> **Exercise objective**
Go through the material below and copy all lines with "中考真题".

** START OF Stored rows **

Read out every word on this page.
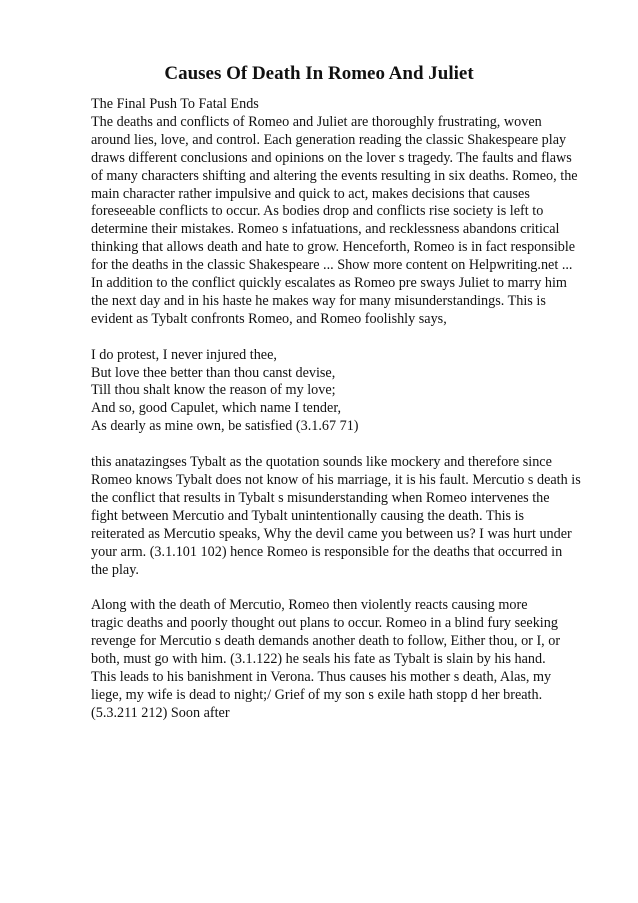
Causes Of Death In Romeo And Juliet
The Final Push To Fatal Ends
The deaths and conflicts of Romeo and Juliet are thoroughly frustrating, woven
around lies, love, and control. Each generation reading the classic Shakespeare play
draws different conclusions and opinions on the lover s tragedy. The faults and flaws
of many characters shifting and altering the events resulting in six deaths. Romeo, the
main character rather impulsive and quick to act, makes decisions that causes
foreseeable conflicts to occur. As bodies drop and conflicts rise society is left to
determine their mistakes. Romeo s infatuations, and recklessness abandons critical
thinking that allows death and hate to grow. Henceforth, Romeo is in fact responsible
for the deaths in the classic Shakespeare ... Show more content on Helpwriting.net ...
In addition to the conflict quickly escalates as Romeo pre sways Juliet to marry him
the next day and in his haste he makes way for many misunderstandings. This is
evident as Tybalt confronts Romeo, and Romeo foolishly says,
I do protest, I never injured thee,
But love thee better than thou canst devise,
Till thou shalt know the reason of my love;
And so, good Capulet, which name I tender,
As dearly as mine own, be satisfied (3.1.67 71)
this anatazingses Tybalt as the quotation sounds like mockery and therefore since
Romeo knows Tybalt does not know of his marriage, it is his fault. Mercutio s death is
the conflict that results in Tybalt s misunderstanding when Romeo intervenes the
fight between Mercutio and Tybalt unintentionally causing the death. This is
reiterated as Mercutio speaks, Why the devil came you between us? I was hurt under
your arm. (3.1.101 102) hence Romeo is responsible for the deaths that occurred in
the play.
Along with the death of Mercutio, Romeo then violently reacts causing more
tragic deaths and poorly thought out plans to occur. Romeo in a blind fury seeking
revenge for Mercutio s death demands another death to follow, Either thou, or I, or
both, must go with him. (3.1.122) he seals his fate as Tybalt is slain by his hand.
This leads to his banishment in Verona. Thus causes his mother s death, Alas, my
liege, my wife is dead to night;/ Grief of my son s exile hath stopp d her breath.
(5.3.211 212) Soon after
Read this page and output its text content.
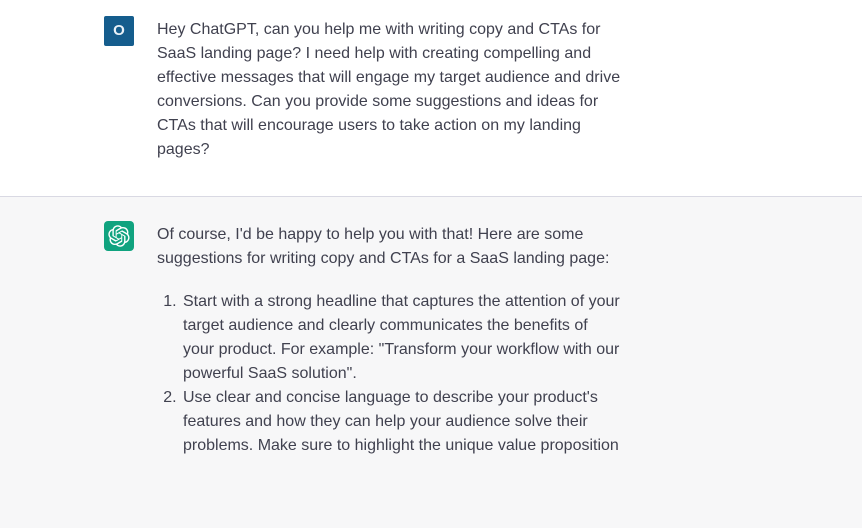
O	Hey ChatGPT, can you help me with writing copy and CTAs for SaaS landing page? I need help with creating compelling and effective messages that will engage my target audience and drive conversions. Can you provide some suggestions and ideas for CTAs that will encourage users to take action on my landing pages?

Of course, I'd be happy to help you with that! Here are some suggestions for writing copy and CTAs for a SaaS landing page:

1. Start with a strong headline that captures the attention of your target audience and clearly communicates the benefits of your product. For example: "Transform your workflow with our powerful SaaS solution".
2. Use clear and concise language to describe your product's features and how they can help your audience solve their problems. Make sure to highlight the unique value proposition
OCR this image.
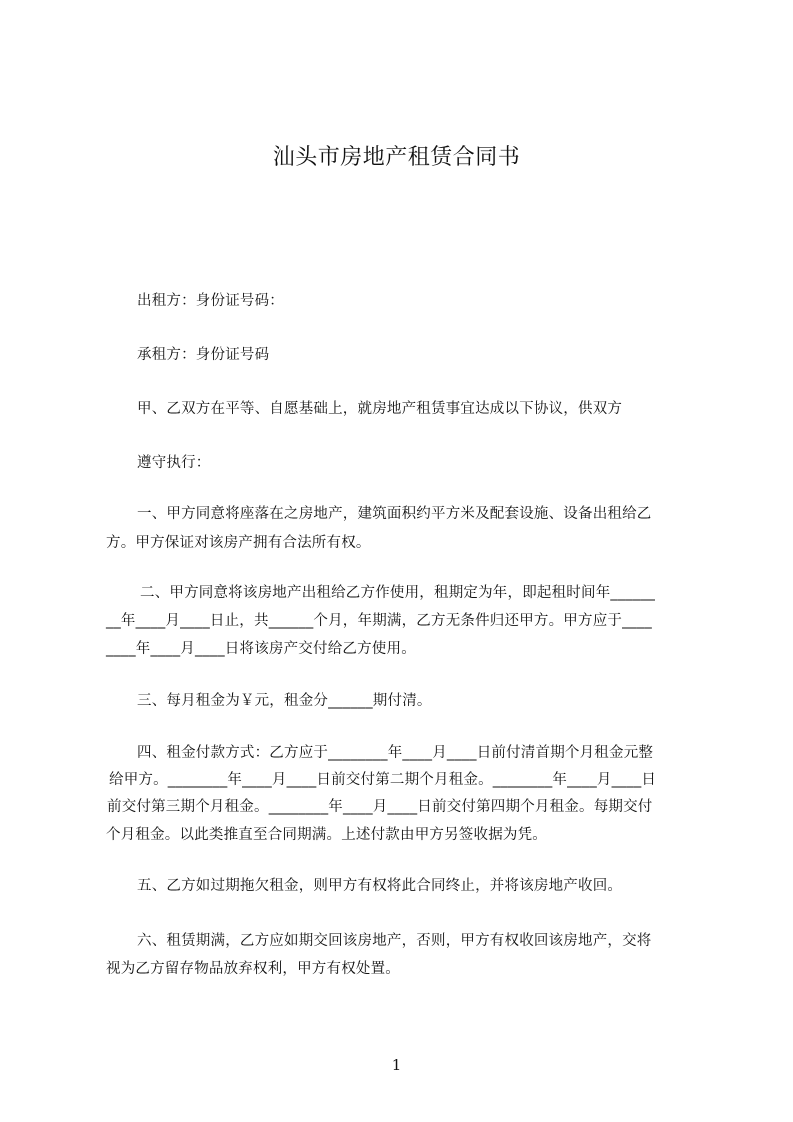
汕头市房地产租赁合同书
出租方：身份证号码：
承租方：身份证号码
甲、乙双方在平等、自愿基础上，就房地产租赁事宜达成以下协议，供双方
遵守执行：
一、甲方同意将座落在之房地产，建筑面积约平方米及配套设施、设备出租给乙
方。甲方保证对该房产拥有合法所有权。
二、甲方同意将该房地产出租给乙方作使用，租期定为年，即起租时间年______
__年____月____日止，共______个月，年期满，乙方无条件归还甲方。甲方应于____
____年____月____日将该房产交付给乙方使用。
三、每月租金为￥元，租金分______期付清。
四、租金付款方式：乙方应于________年____月____日前付清首期个月租金元整
给甲方。________年____月____日前交付第二期个月租金。________年____月____日
前交付第三期个月租金。________年____月____日前交付第四期个月租金。每期交付
个月租金。以此类推直至合同期满。上述付款由甲方另签收据为凭。
五、乙方如过期拖欠租金，则甲方有权将此合同终止，并将该房地产收回。
六、租赁期满，乙方应如期交回该房地产，否则，甲方有权收回该房地产，交将
视为乙方留存物品放弃权利，甲方有权处置。
1
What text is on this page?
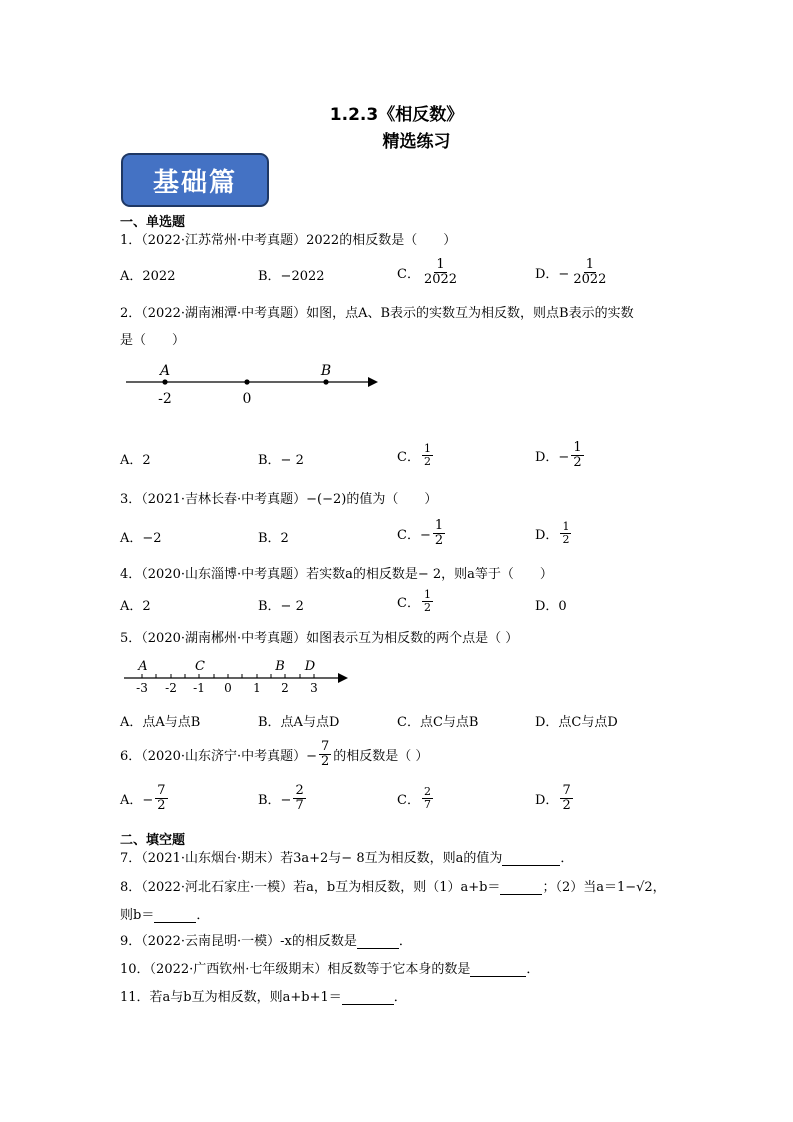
1.2.3《相反数》
精选练习
基础篇
一、单选题
1．（2022·江苏常州·中考真题）2022的相反数是（　　）
A．2022	B．−2022	C． $\frac{1}{2022}$	D．− $\frac{1}{2022}$
2．（2022·湖南湘潭·中考真题）如图，点A、B表示的实数互为相反数，则点B表示的实数
是（　　）
A	B
-2	0
A．2	B．− 2	C． $\frac{1}{2}$	D．− $\frac{1}{2}$
3．（2021·吉林长春·中考真题）−(−2)的值为（　　）
A．−2	B．2	C．− $\frac{1}{2}$	D． $\frac{1}{2}$
4．（2020·山东淄博·中考真题）若实数a的相反数是− 2，则a等于（　　）
A．2	B．− 2	C． $\frac{1}{2}$	D．0
5．（2020·湖南郴州·中考真题）如图表示互为相反数的两个点是（ ）
A	C	B D
-3 -2 -1 0 1 2 3
A．点A与点B	B．点A与点D	C．点C与点B	D．点C与点D
6．（2020·山东济宁·中考真题）− $\frac{7}{2}$ 的相反数是（ ）
A．− $\frac{7}{2}$	B．− $\frac{2}{7}$	C． $\frac{2}{7}$	D． $\frac{7}{2}$
二、填空题
7．（2021·山东烟台·期末）若3a+2与− 8互为相反数，则a的值为	．
8．（2022·河北石家庄·一模）若a，b互为相反数，则（1）a+b＝	；（2）当a＝1−√2，
则b＝	．
9．（2022·云南昆明·一模）-x的相反数是	．
10．（2022·广西钦州·七年级期末）相反数等于它本身的数是	．
11．若a与b互为相反数，则a+b+1＝	．
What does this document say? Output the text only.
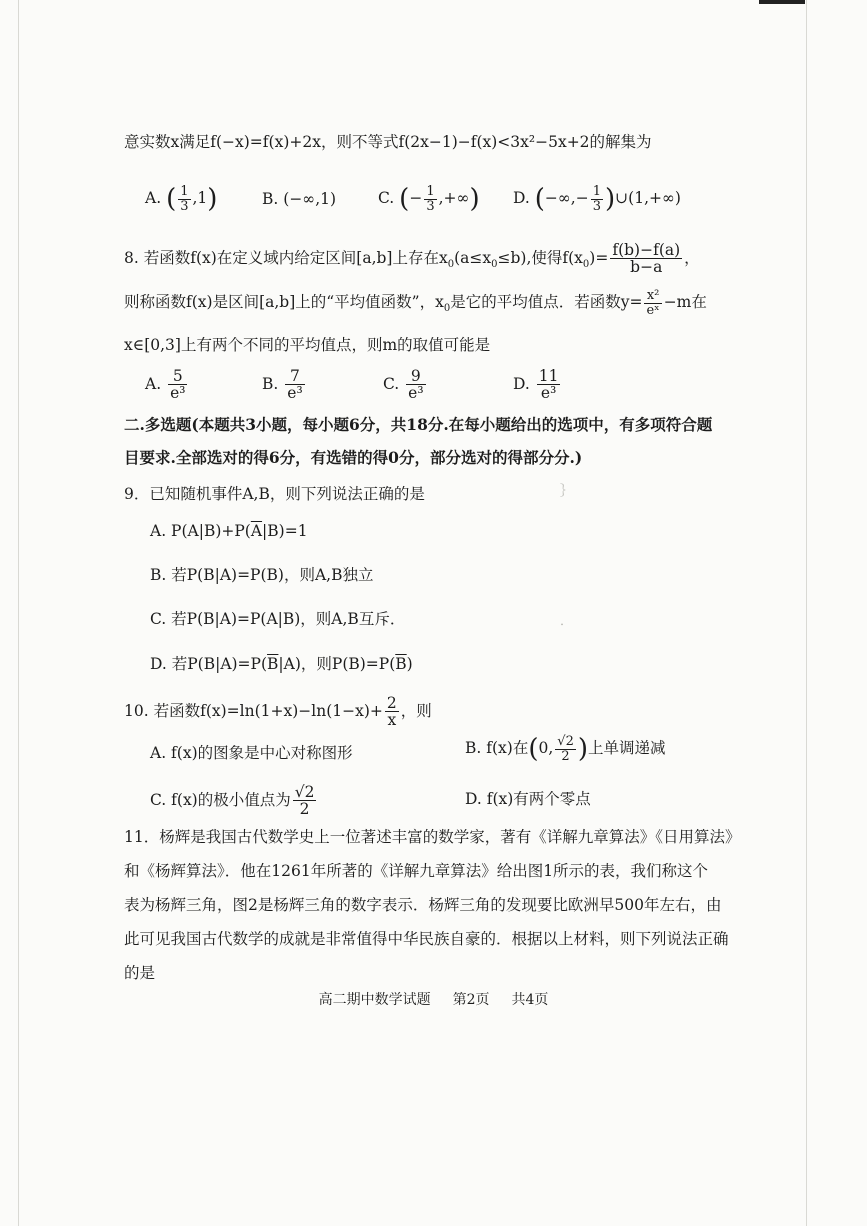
｝
．
意实数x满足f(−x)=f(x)+2x，则不等式f(2x−1)−f(x)<3x²−5x+2的解集为
A. ( $\frac{1}{3} ,1$)	B. (−∞,1)	C. (− $\frac{1}{3}$ ,+∞) D. (−∞,− $\frac{1}{3}$ )∪(1,+∞)
8. 若函数f(x)在定义域内给定区间[a,b]上存在$x_0(a\le x_0\le b)$,使得$f(x_0)= \frac{f(b)-f(a)}{b-a}$ ，
则称函数f(x)是区间[a,b]上的“平均值函数”，$x_0$是它的平均值点．若函数$y= \frac{\text{x²}}{\text{eˣ}} -m$在
x∈[0,3]上有两个不同的平均值点，则m的取值可能是
A. $\frac{5}{\text{e³}}$	B. $\frac{7}{\text{e³}}$	C. $\frac{9}{\text{e³}}$	D. $\frac{11}{\text{e³}}$
二.多选题(本题共3小题，每小题6分，共18分.在每小题给出的选项中，有多项符合题
目要求.全部选对的得6分，有选错的得0分，部分选对的得部分分.)
9．已知随机事件A,B，则下列说法正确的是
A. $P(A|B)+P(\overline{A}|B)=1$
B. 若P(B|A)=P(B)，则A,B独立
C. 若P(B|A)=P(A|B)，则A,B互斥．
D. 若$P(B|A)=P(\overline{B}|A)$，则$P(B)=P(\overline{B})$
10. 若函数$f(x)=\ln(1+x)-\ln(1-x)+ \frac{2}{x}$ ，则
A. f(x)的图象是中心对称图形	B. f(x)在(0, $\frac{√2}{2}$ )上单调递减
C. f(x)的极小值点为 $\frac{√2}{2}$	D. f(x)有两个零点
11．杨辉是我国古代数学史上一位著述丰富的数学家，著有《详解九章算法》《日用算法》
和《杨辉算法》．他在1261年所著的《详解九章算法》给出图1所示的表，我们称这个
表为杨辉三角，图2是杨辉三角的数字表示．杨辉三角的发现要比欧洲早500年左右，由
此可见我国古代数学的成就是非常值得中华民族自豪的．根据以上材料，则下列说法正确
的是
高二期中数学试题 第2页 共4页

** END OF Stored rows **

> **Final result**
1．（2022·江苏常州·中考真题）2022的相反数是（　　）
2．（2022·湖南湘潭·中考真题）如图，点A、B表示的实数互为相反数，则点B表示的实数
3．（2021·吉林长春·中考真题）−(−2)的值为（　　）
4．（2020·山东淄博·中考真题）若实数a的相反数是− 2，则a等于（　　）
5．（2020·湖南郴州·中考真题）如图表示互为相反数的两个点是（ ）
6．（2020·山东济宁·中考真题）− $\frac{7}{2}$ 的相反数是（ ）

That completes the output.